Requirement |
Check every line of the entries for "more", and copy the lines that hold it.

Collected data entries |
══════════

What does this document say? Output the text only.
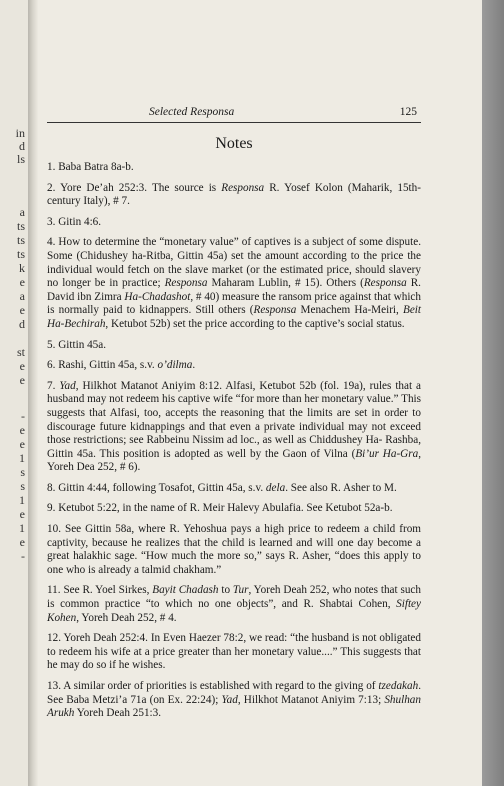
in
d
ls
a
ts
ts
ts
k
e
a
e
d
st
e
e
-
e
e
1
s
s
1
e
1
e
-
Selected Responsa	125
Notes

1. Baba Batra 8a-b.

2. Yore De’ah 252:3. The source is Responsa R. Yosef Kolon (Maharik, 15th-century Italy), # 7.

3. Gitin 4:6.

4. How to determine the “monetary value” of captives is a subject of some dispute. Some (Chidushey ha-Ritba, Gittin 45a) set the amount according to the price the individual would fetch on the slave market (or the estimated price, should slavery no longer be in practice; Responsa Maharam Lublin, # 15). Others (Responsa R. David ibn Zimra Ha-Chadashot, # 40) measure the ransom price against that which is normally paid to kidnappers. Still others (Responsa Menachem Ha-Meiri, Beit Ha-Bechirah, Ketubot 52b) set the price according to the captive’s social status.

5. Gittin 45a.

6. Rashi, Gittin 45a, s.v. o’dilma.

7. Yad, Hilkhot Matanot Aniyim 8:12. Alfasi, Ketubot 52b (fol. 19a), rules that a husband may not redeem his captive wife “for more than her monetary value.” This suggests that Alfasi, too, accepts the reasoning that the limits are set in order to discourage future kidnappings and that even a private individual may not exceed those restrictions; see Rabbeinu Nissim ad loc., as well as Chiddushey Ha- Rashba, Gittin 45a. This position is adopted as well by the Gaon of Vilna (Bi’ur Ha-Gra, Yoreh Dea 252, # 6).

8. Gittin 4:44, following Tosafot, Gittin 45a, s.v. dela. See also R. Asher to M.

9. Ketubot 5:22, in the name of R. Meir Halevy Abulafia. See Ketubot 52a-b.

10. See Gittin 58a, where R. Yehoshua pays a high price to redeem a child from captivity, because he realizes that the child is learned and will one day become a great halakhic sage. “How much the more so,” says R. Asher, “does this apply to one who is already a talmid chakham.”

11. See R. Yoel Sirkes, Bayit Chadash to Tur, Yoreh Deah 252, who notes that such is common practice “to which no one objects”, and R. Shabtai Cohen, Siftey Kohen, Yoreh Deah 252, # 4.

12. Yoreh Deah 252:4. In Even Haezer 78:2, we read: “the husband is not obligated to redeem his wife at a price greater than her monetary value....” This suggests that he may do so if he wishes.

13. A similar order of priorities is established with regard to the giving of tzedakah. See Baba Metzi’a 71a (on Ex. 22:24); Yad, Hilkhot Matanot Aniyim 7:13; Shulhan Arukh Yoreh Deah 251:3.
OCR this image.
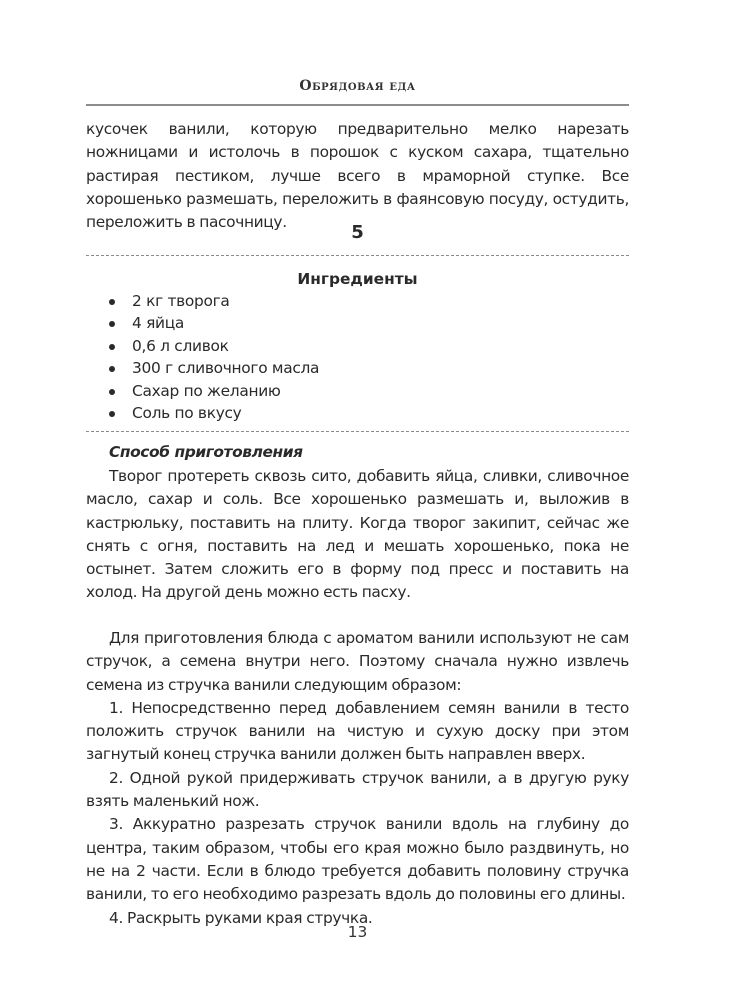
Обрядовая еда

кусочек ванили, которую предварительно мелко нарезать ножницами и истолочь в порошок с куском сахара, тщательно растирая пестиком, лучше всего в мраморной ступке. Все хорошенько размешать, переложить в фаянсовую посуду, остудить, переложить в пасочницу.	5
Ингредиенты
2 кг творога
4 яйца
0,6 л сливок
300 г сливочного масла
Сахар по желанию
Соль по вкусу
Способ приготовления

Творог протереть сквозь сито, добавить яйца, сливки, сливочное масло, сахар и соль. Все хорошенько размешать и, выложив в кастрюльку, поставить на плиту. Когда творог закипит, сейчас же снять с огня, поставить на лед и мешать хорошенько, пока не остынет. Затем сложить его в форму под пресс и поставить на холод. На другой день можно есть пасху.

Для приготовления блюда с ароматом ванили используют не сам стручок, а семена внутри него. Поэтому сначала нужно извлечь семена из стручка ванили следующим образом:

1. Непосредственно перед добавлением семян ванили в тесто положить стручок ванили на чистую и сухую доску при этом загнутый конец стручка ванили должен быть направлен вверх.

2. Одной рукой придерживать стручок ванили, а в другую руку взять маленький нож.

3. Аккуратно разрезать стручок ванили вдоль на глубину до центра, таким образом, чтобы его края можно было раздвинуть, но не на 2 части. Если в блюдо требуется добавить половину стручка ванили, то его необходимо разрезать вдоль до половины его длины.

4. Раскрыть руками края стручка.

13
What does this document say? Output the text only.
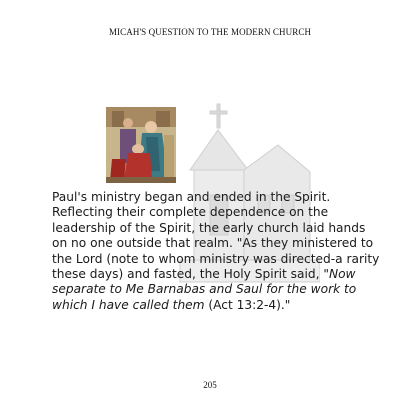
MICAH'S QUESTION TO THE MODERN CHURCH

Paul's ministry began and ended in the Spirit. Reflecting their complete dependence on the leadership of the Spirit, the early church laid hands on no one outside that realm. "As they ministered to the Lord (note to whom ministry was directed-a rarity these days) and fasted, the Holy Spirit said, "Now separate to Me Barnabas and Saul for the work to which I have called them (Act 13:2-4)."

205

══════════

Correct answer |
7. Yad, Hilkhot Matanot Aniyim 8:12. Alfasi, Ketubot 52b (fol. 19a), rules that a husband may not redeem his captive wife “for more than her monetary value.” This suggests that Alfasi, too, accepts the reasoning that the limits are set in order to discourage future kidnappings and that even a private individual may not exceed those restrictions; see Rabbeinu Nissim ad loc., as well as Chiddushey Ha- Rashba, Gittin 45a. This position is adopted as well by the Gaon of Vilna (Bi’ur Ha-Gra, Yoreh Dea 252, # 6).
10. See Gittin 58a, where R. Yehoshua pays a high price to redeem a child from captivity, because he realizes that the child is learned and will one day become a great halakhic sage. “How much the more so,” says R. Asher, “does this apply to one who is already a talmid chakham.”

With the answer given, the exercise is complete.